» WHAT TO WORK ON
Transcribe the passage on stroke prevention in atrial fibrillation, starting with "There are also" and going on through "and longer term.".

» SELECTED EXCERPT
================================

Stroke prevention in atrial fibrillation (SPAF-Chronic therapy) is the largest potential market and we forecast upto $5b in peak sales for the new generation anticoagulants. SPAF affects about 4.5m people in the EU and 2.2m in the US. Existing clinical data on Pradaxa, Xarelto and Eliquis is not differentiated enough and as well not comparable due to differences in clinical trial design and endpoints. However upcoming milestones – new clinical data and regulatory decisions would largely fix the competitive landscape, which will eventually evolve based on physician experience, regulatory scenario and entry of new drugs. Among the other late stage pipeline candidates Daiichi's Edoxaban is most promising.

There are also other important pipeline drugs which are in early stage development and pose threat to the potential of Xarelto/Eliquis/Pradaxa in the longer term. In SPAF our forecast is driven by a number of factors which would influence the treatment decisions in the near term and longer term.

================================

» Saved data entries
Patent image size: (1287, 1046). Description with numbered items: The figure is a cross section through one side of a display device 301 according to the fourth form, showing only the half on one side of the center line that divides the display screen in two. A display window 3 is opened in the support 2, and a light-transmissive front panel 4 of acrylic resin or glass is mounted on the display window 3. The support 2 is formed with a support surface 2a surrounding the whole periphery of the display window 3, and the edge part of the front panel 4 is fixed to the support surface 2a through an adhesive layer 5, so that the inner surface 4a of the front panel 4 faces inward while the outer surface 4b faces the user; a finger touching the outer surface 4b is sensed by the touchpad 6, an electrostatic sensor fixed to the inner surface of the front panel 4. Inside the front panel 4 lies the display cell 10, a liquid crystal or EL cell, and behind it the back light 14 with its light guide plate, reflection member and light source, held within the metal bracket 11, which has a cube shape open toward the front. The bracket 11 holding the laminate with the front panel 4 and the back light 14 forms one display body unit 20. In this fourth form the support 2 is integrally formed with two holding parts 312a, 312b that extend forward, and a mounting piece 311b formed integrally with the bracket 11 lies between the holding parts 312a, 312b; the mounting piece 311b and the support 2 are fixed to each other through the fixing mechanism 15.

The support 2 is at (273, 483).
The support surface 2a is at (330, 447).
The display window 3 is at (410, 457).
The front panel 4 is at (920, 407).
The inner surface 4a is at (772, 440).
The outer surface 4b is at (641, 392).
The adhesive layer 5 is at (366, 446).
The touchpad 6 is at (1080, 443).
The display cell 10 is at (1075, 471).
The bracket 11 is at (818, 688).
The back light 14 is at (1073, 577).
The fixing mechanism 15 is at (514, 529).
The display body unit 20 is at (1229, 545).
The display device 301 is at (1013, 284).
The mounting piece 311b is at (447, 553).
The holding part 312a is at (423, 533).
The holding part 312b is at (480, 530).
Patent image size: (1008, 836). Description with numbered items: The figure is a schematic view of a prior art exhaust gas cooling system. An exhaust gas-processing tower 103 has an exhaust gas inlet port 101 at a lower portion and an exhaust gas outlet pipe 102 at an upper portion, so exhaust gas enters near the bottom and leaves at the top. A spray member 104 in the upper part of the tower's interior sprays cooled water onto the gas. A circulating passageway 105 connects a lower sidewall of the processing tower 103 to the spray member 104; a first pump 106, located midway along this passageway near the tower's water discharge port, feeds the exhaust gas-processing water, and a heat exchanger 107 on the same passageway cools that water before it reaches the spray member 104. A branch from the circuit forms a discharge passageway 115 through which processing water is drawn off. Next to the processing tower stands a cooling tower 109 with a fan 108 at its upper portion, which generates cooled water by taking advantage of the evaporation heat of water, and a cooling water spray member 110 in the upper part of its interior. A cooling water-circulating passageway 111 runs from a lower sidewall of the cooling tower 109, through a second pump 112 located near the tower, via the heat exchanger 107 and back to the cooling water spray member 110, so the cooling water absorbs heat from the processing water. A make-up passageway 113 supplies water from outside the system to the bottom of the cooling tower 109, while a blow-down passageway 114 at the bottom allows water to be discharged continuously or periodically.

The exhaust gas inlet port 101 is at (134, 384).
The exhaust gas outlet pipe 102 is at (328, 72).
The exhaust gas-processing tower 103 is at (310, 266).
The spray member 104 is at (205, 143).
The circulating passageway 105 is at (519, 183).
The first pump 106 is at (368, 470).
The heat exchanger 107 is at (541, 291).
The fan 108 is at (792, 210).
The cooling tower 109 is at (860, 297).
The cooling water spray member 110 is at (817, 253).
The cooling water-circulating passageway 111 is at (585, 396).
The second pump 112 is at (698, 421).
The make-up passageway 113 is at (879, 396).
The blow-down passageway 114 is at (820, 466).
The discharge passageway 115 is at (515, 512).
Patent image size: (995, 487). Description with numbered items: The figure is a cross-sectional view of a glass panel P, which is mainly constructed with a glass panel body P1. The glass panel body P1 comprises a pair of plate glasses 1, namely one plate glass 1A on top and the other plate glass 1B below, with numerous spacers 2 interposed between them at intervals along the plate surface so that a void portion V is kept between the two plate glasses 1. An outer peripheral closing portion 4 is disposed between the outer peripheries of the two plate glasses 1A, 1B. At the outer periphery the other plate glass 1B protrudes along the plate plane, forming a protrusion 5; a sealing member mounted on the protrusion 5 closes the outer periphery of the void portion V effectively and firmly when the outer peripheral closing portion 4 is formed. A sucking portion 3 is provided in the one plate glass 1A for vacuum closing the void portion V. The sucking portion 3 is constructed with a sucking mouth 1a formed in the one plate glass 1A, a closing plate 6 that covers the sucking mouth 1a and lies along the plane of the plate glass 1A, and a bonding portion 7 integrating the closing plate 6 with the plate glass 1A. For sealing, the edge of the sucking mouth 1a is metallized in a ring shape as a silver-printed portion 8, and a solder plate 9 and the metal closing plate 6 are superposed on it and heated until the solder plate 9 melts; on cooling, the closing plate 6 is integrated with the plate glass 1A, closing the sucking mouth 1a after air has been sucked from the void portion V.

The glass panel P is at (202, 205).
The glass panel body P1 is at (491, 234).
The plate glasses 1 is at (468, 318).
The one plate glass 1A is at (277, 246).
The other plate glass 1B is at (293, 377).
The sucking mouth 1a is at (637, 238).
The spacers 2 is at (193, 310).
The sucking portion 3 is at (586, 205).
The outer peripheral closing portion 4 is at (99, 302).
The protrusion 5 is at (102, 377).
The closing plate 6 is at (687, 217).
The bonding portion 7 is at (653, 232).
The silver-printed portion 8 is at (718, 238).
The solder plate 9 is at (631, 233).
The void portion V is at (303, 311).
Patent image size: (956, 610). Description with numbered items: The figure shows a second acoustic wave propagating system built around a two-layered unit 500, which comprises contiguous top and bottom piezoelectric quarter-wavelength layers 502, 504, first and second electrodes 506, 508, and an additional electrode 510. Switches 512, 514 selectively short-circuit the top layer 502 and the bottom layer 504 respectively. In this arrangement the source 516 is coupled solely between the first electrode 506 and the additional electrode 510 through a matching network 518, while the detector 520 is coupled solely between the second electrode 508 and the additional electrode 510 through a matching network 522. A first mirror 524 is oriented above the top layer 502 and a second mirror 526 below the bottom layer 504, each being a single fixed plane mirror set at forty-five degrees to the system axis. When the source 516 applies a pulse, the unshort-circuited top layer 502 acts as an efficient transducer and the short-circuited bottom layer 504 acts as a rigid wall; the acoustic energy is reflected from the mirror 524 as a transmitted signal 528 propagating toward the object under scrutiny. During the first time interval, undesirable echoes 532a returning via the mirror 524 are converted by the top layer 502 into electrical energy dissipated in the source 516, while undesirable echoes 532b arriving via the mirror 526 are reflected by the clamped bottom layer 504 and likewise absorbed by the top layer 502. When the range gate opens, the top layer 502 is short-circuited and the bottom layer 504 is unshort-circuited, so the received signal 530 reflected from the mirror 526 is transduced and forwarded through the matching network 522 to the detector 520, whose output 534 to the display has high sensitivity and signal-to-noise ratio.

================================

» WORKED SOLUTION
There are also other important pipeline drugs which are in early stage development and pose threat to the potential of Xarelto/Eliquis/Pradaxa in the longer term. In SPAF our forecast is driven by a number of factors which would influence the treatment decisions in the near term and longer term.